EXERCISE DETAILS.
Make an exact copy of the entries below with the pictures removed.

>> START RECORDS SHOWN

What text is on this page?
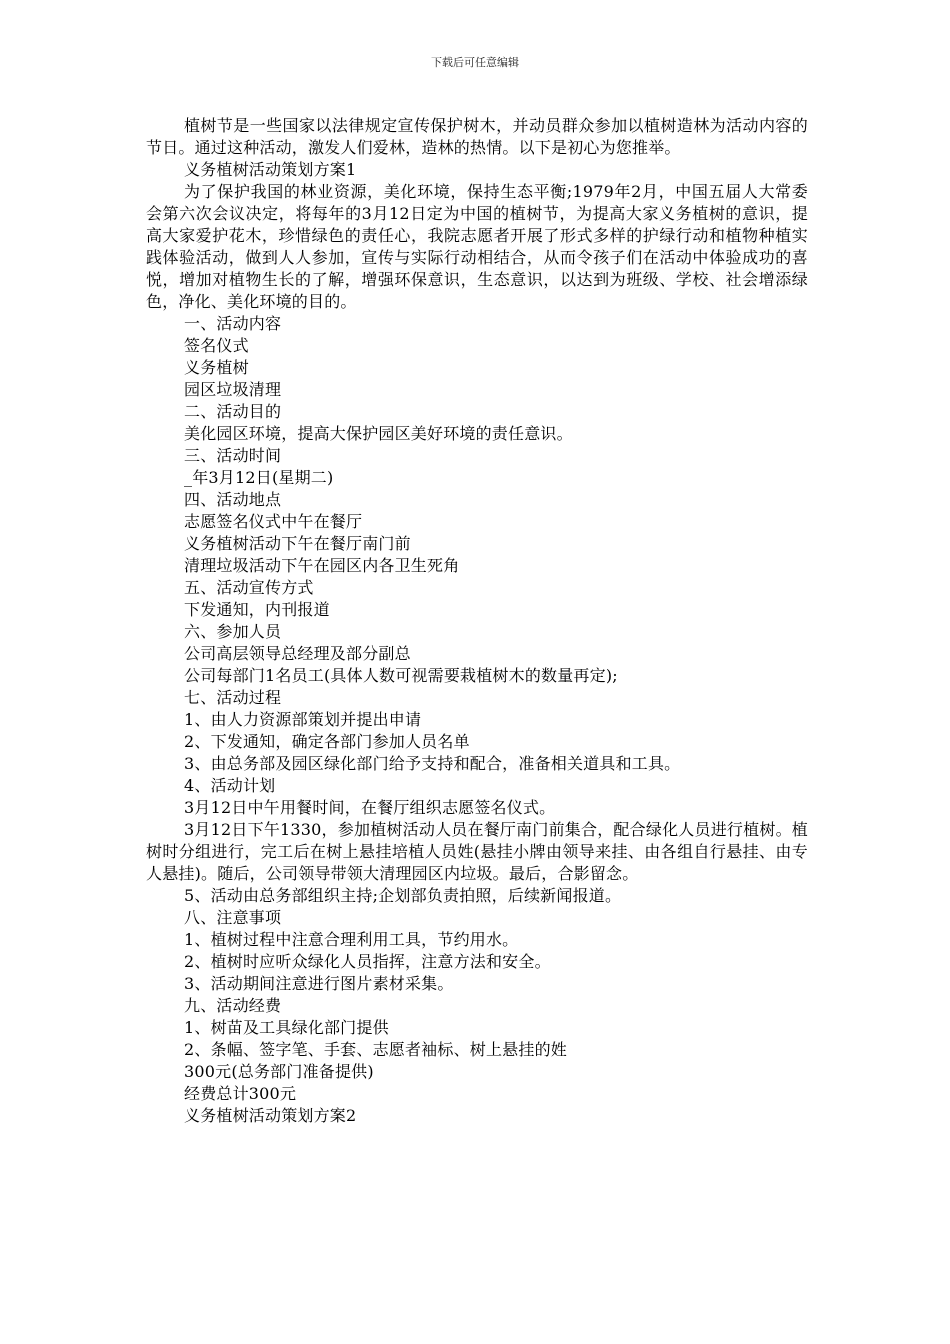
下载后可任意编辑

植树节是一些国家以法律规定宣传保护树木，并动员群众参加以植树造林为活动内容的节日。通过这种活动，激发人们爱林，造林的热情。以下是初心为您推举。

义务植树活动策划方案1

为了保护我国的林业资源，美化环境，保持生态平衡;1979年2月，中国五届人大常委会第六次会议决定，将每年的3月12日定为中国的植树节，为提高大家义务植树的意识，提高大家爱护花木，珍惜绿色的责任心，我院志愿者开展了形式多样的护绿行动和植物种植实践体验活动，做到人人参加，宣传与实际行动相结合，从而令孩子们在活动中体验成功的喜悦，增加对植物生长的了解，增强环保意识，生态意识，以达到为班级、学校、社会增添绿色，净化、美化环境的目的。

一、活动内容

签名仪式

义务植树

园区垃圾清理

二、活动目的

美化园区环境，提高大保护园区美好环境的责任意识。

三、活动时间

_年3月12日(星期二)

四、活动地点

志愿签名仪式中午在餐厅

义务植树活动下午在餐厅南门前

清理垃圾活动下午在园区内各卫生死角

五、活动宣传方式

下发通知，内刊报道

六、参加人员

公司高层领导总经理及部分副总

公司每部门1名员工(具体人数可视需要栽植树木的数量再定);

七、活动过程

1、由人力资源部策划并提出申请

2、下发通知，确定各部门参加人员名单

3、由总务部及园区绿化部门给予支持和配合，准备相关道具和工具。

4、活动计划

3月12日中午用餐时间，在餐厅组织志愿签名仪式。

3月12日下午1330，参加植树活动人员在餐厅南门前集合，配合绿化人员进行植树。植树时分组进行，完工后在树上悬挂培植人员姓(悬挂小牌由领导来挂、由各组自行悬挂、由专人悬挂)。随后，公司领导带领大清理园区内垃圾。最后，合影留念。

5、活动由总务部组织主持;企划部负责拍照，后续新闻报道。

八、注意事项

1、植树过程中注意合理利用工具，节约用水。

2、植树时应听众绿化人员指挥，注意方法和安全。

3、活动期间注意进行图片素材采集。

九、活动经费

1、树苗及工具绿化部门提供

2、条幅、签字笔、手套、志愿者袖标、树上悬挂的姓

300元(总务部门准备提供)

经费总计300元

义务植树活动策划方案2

>> END RECORDS SHOWN

RESULT.
What text is on this page?
下载后可任意编辑

植树节是一些国家以法律规定宣传保护树木，并动员群众参加以植树造林为活动内容的节日。通过这种活动，激发人们爱林，造林的热情。以下是初心为您推举。

义务植树活动策划方案1

为了保护我国的林业资源，美化环境，保持生态平衡;1979年2月，中国五届人大常委会第六次会议决定，将每年的3月12日定为中国的植树节，为提高大家义务植树的意识，提高大家爱护花木，珍惜绿色的责任心，我院志愿者开展了形式多样的护绿行动和植物种植实践体验活动，做到人人参加，宣传与实际行动相结合，从而令孩子们在活动中体验成功的喜悦，增加对植物生长的了解，增强环保意识，生态意识，以达到为班级、学校、社会增添绿色，净化、美化环境的目的。

一、活动内容

签名仪式

义务植树

园区垃圾清理

二、活动目的

美化园区环境，提高大保护园区美好环境的责任意识。

三、活动时间

_年3月12日(星期二)

四、活动地点

志愿签名仪式中午在餐厅

义务植树活动下午在餐厅南门前

清理垃圾活动下午在园区内各卫生死角

五、活动宣传方式

下发通知，内刊报道

六、参加人员

公司高层领导总经理及部分副总

公司每部门1名员工(具体人数可视需要栽植树木的数量再定);

七、活动过程

1、由人力资源部策划并提出申请

2、下发通知，确定各部门参加人员名单

3、由总务部及园区绿化部门给予支持和配合，准备相关道具和工具。

4、活动计划

3月12日中午用餐时间，在餐厅组织志愿签名仪式。

3月12日下午1330，参加植树活动人员在餐厅南门前集合，配合绿化人员进行植树。植树时分组进行，完工后在树上悬挂培植人员姓(悬挂小牌由领导来挂、由各组自行悬挂、由专人悬挂)。随后，公司领导带领大清理园区内垃圾。最后，合影留念。

5、活动由总务部组织主持;企划部负责拍照，后续新闻报道。

八、注意事项

1、植树过程中注意合理利用工具，节约用水。

2、植树时应听众绿化人员指挥，注意方法和安全。

3、活动期间注意进行图片素材采集。

九、活动经费

1、树苗及工具绿化部门提供

2、条幅、签字笔、手套、志愿者袖标、树上悬挂的姓

300元(总务部门准备提供)

经费总计300元

义务植树活动策划方案2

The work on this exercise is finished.